> WHAT THE TASK ASKS
Each record below is to be copied word for word, with pictures removed.

> DATASET
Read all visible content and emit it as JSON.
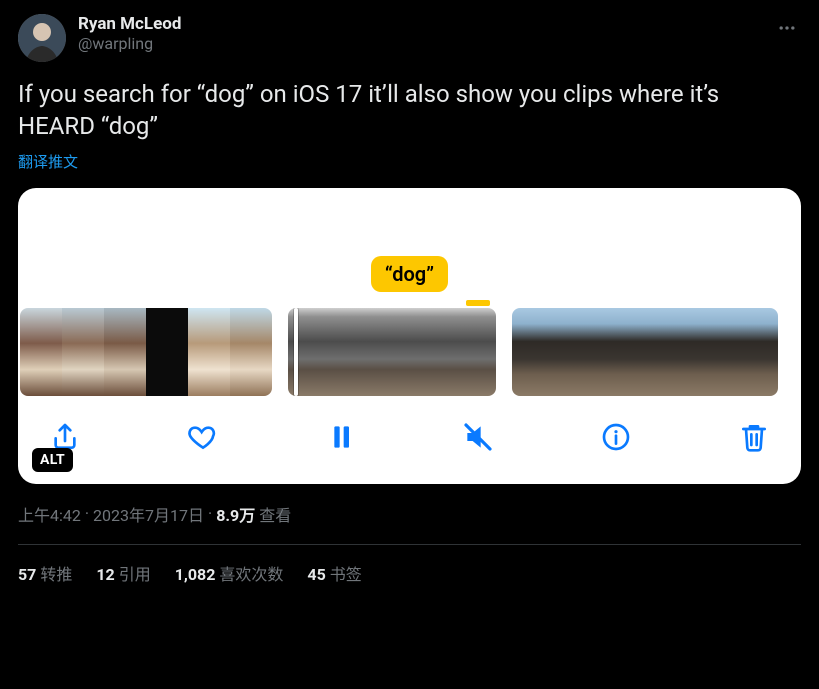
{
  "author": {
    "display_name": "Ryan McLeod",
    "handle": "@warpling"
  },
  "body": "If you search for “dog” on iOS 17 it’ll also show you clips where it’s HEARD “dog”",
  "translate": "翻译推文",
  "media": {
    "search_bubble": "“dog”",
    "alt_badge": "ALT",
    "icons": {
      "share": "share-icon",
      "heart": "heart-icon",
      "pause": "pause-icon",
      "mute": "mute-icon",
      "info": "info-icon",
      "trash": "trash-icon"
    }
  },
  "meta": {
    "time": "上午4:42",
    "sep": " · ",
    "date": "2023年7月17日",
    "views_count": "8.9万",
    "views_label": " 查看"
  },
  "stats": {
    "retweets_n": "57",
    "retweets_label": "转推",
    "quotes_n": "12",
    "quotes_label": "引用",
    "likes_n": "1,082",
    "likes_label": "喜欢次数",
    "bookmarks_n": "45",
    "bookmarks_label": "书签"
  }
}
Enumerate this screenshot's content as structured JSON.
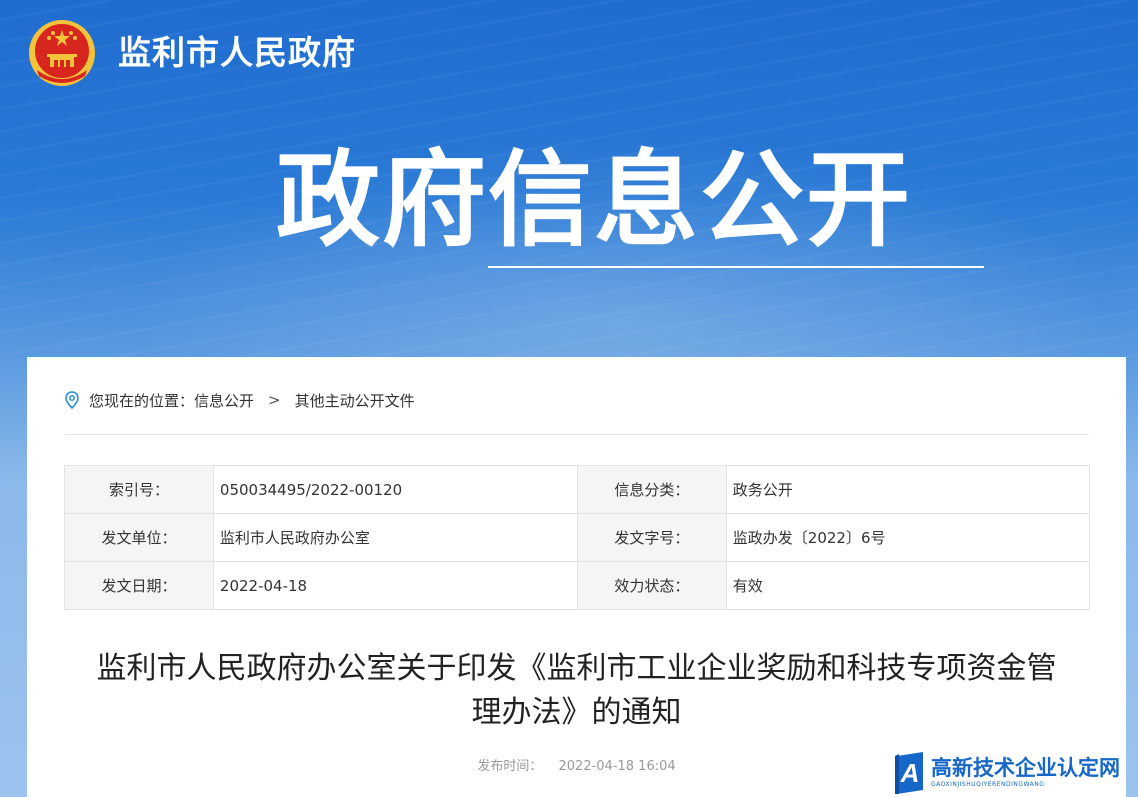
{
  "header": {
    "site_title": "监利市人民政府",
    "hero_title": "政府信息公开"
  },
  "breadcrumb": {
    "prefix": "您现在的位置：",
    "items": [
      "信息公开",
      "其他主动公开文件"
    ],
    "separator": ">"
  },
  "meta": {
    "rows": [
      {
        "k1": "索引号：",
        "v1": "050034495/2022-00120",
        "k2": "信息分类：",
        "v2": "政务公开"
      },
      {
        "k1": "发文单位：",
        "v1": "监利市人民政府办公室",
        "k2": "发文字号：",
        "v2": "监政办发〔2022〕6号"
      },
      {
        "k1": "发文日期：",
        "v1": "2022-04-18",
        "k2": "效力状态：",
        "v2": "有效"
      }
    ]
  },
  "document": {
    "title_line1": "监利市人民政府办公室关于印发《监利市工业企业奖励和科技专项资金管",
    "title_line2": "理办法》的通知",
    "publish_label": "发布时间：",
    "publish_time": "2022-04-18 16:04"
  },
  "watermark": {
    "main": "高新技术企业认定网",
    "sub": "GAOXINJISHUQIYERENDINGWANG"
  },
  "icons": {
    "emblem": "national-emblem-icon",
    "location": "location-pin-icon",
    "watermark_logo": "a-logo-icon"
  },
  "colors": {
    "banner_top": "#1f6ccf",
    "banner_bottom": "#9cc3ee",
    "accent": "#1667c8",
    "emblem_red": "#d7261e",
    "emblem_gold": "#f3c33a"
  }
}
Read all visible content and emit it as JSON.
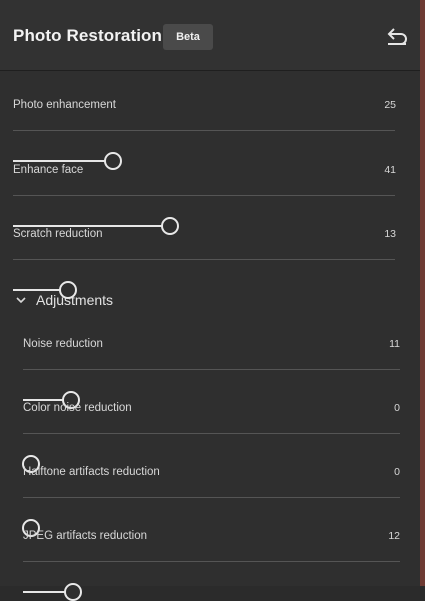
{
  "header": {
    "title": "Photo Restoration",
    "badge": "Beta",
    "reset_icon": "undo-icon"
  },
  "sliders": [
    {
      "label": "Photo enhancement",
      "value": "25"
    },
    {
      "label": "Enhance face",
      "value": "41"
    },
    {
      "label": "Scratch reduction",
      "value": "13"
    }
  ],
  "adjustments": {
    "label": "Adjustments",
    "expanded": true,
    "chevron_icon": "chevron-down-icon",
    "sliders": [
      {
        "label": "Noise reduction",
        "value": "11"
      },
      {
        "label": "Color noise reduction",
        "value": "0"
      },
      {
        "label": "Halftone artifacts reduction",
        "value": "0"
      },
      {
        "label": "JPEG artifacts reduction",
        "value": "12"
      }
    ]
  },
  "colors": {
    "panel_bg": "#2f2f2f",
    "track": "#555555",
    "fill": "#e6e6e6",
    "accent_edge": "#6e3b33"
  }
}
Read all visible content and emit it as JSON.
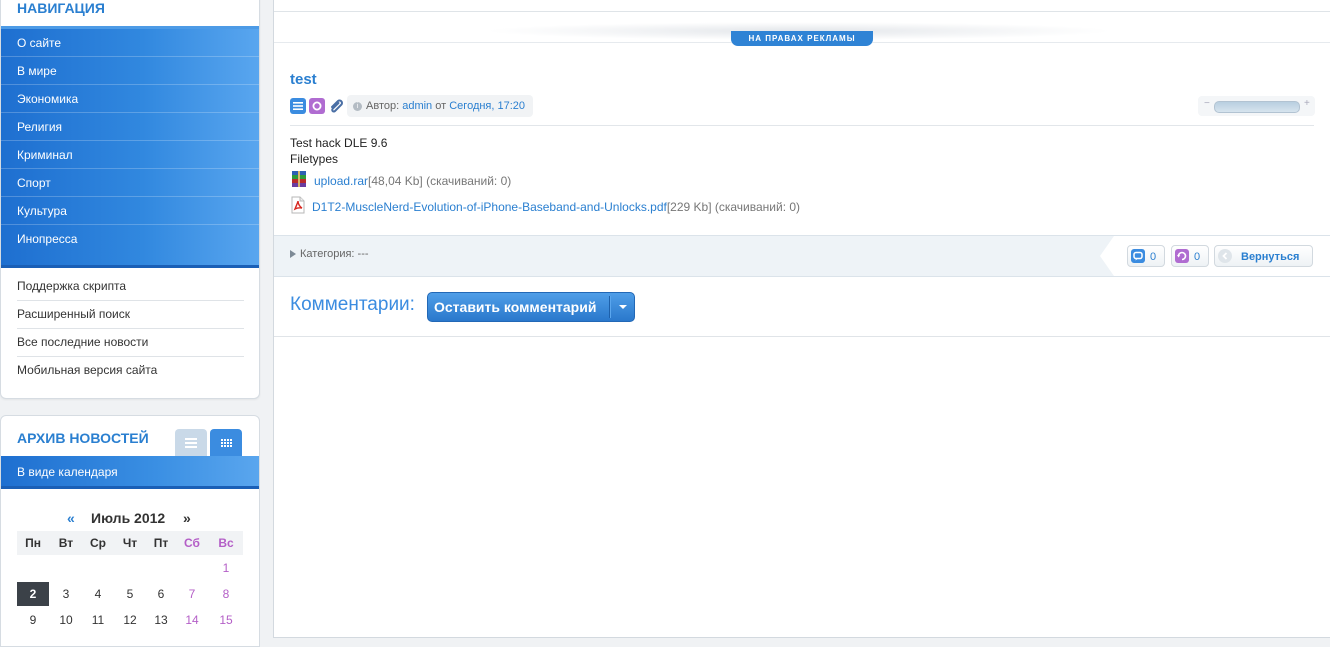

> OUTPUT BELOW
Read all visible content and emit it as JSON.
{
  "author": {
    "display_name": "Ryan McLeod",
    "handle": "@warpling"
  },
  "body": "If you search for “dog” on iOS 17 it’ll also show you clips where it’s HEARD “dog”",
  "translate": "翻译推文",
  "media": {
    "search_bubble": "“dog”",
    "alt_badge": "ALT",
    "icons": {
      "share": "share-icon",
      "heart": "heart-icon",
      "pause": "pause-icon",
      "mute": "mute-icon",
      "info": "info-icon",
      "trash": "trash-icon"
    }
  },
  "meta": {
    "time": "上午4:42",
    "sep": " · ",
    "date": "2023年7月17日",
    "views_count": "8.9万",
    "views_label": " 查看"
  },
  "stats": {
    "retweets_n": "57",
    "retweets_label": "转推",
    "quotes_n": "12",
    "quotes_label": "引用",
    "likes_n": "1,082",
    "likes_label": "喜欢次数",
    "bookmarks_n": "45",
    "bookmarks_label": "书签"
  }
}
Enumerate this screenshot's content as structured JSON.
{
  "header": {
    "site_title": "监利市人民政府",
    "hero_title": "政府信息公开"
  },
  "breadcrumb": {
    "prefix": "您现在的位置：",
    "items": [
      "信息公开",
      "其他主动公开文件"
    ],
    "separator": ">"
  },
  "meta": {
    "rows": [
      {
        "k1": "索引号：",
        "v1": "050034495/2022-00120",
        "k2": "信息分类：",
        "v2": "政务公开"
      },
      {
        "k1": "发文单位：",
        "v1": "监利市人民政府办公室",
        "k2": "发文字号：",
        "v2": "监政办发〔2022〕6号"
      },
      {
        "k1": "发文日期：",
        "v1": "2022-04-18",
        "k2": "效力状态：",
        "v2": "有效"
      }
    ]
  },
  "document": {
    "title_line1": "监利市人民政府办公室关于印发《监利市工业企业奖励和科技专项资金管",
    "title_line2": "理办法》的通知",
    "publish_label": "发布时间：",
    "publish_time": "2022-04-18 16:04"
  },
  "watermark": {
    "main": "高新技术企业认定网",
    "sub": "GAOXINJISHUQIYERENDINGWANG"
  },
  "icons": {
    "emblem": "national-emblem-icon",
    "location": "location-pin-icon",
    "watermark_logo": "a-logo-icon"
  },
  "colors": {
    "banner_top": "#1f6ccf",
    "banner_bottom": "#9cc3ee",
    "accent": "#1667c8",
    "emblem_red": "#d7261e",
    "emblem_gold": "#f3c33a"
  }
}
Read all visible content and emit it as JSON.
{
  "header": {
    "title": "Photo Restoration",
    "badge": "Beta",
    "reset_icon": "undo-icon"
  },
  "sliders": [
    {
      "label": "Photo enhancement",
      "value": "25"
    },
    {
      "label": "Enhance face",
      "value": "41"
    },
    {
      "label": "Scratch reduction",
      "value": "13"
    }
  ],
  "adjustments": {
    "label": "Adjustments",
    "expanded": true,
    "chevron_icon": "chevron-down-icon",
    "sliders": [
      {
        "label": "Noise reduction",
        "value": "11"
      },
      {
        "label": "Color noise reduction",
        "value": "0"
      },
      {
        "label": "Halftone artifacts reduction",
        "value": "0"
      },
      {
        "label": "JPEG artifacts reduction",
        "value": "12"
      }
    ]
  },
  "colors": {
    "panel_bg": "#2f2f2f",
    "track": "#555555",
    "fill": "#e6e6e6",
    "accent_edge": "#6e3b33"
  }
}
Read all visible content and emit it as JSON.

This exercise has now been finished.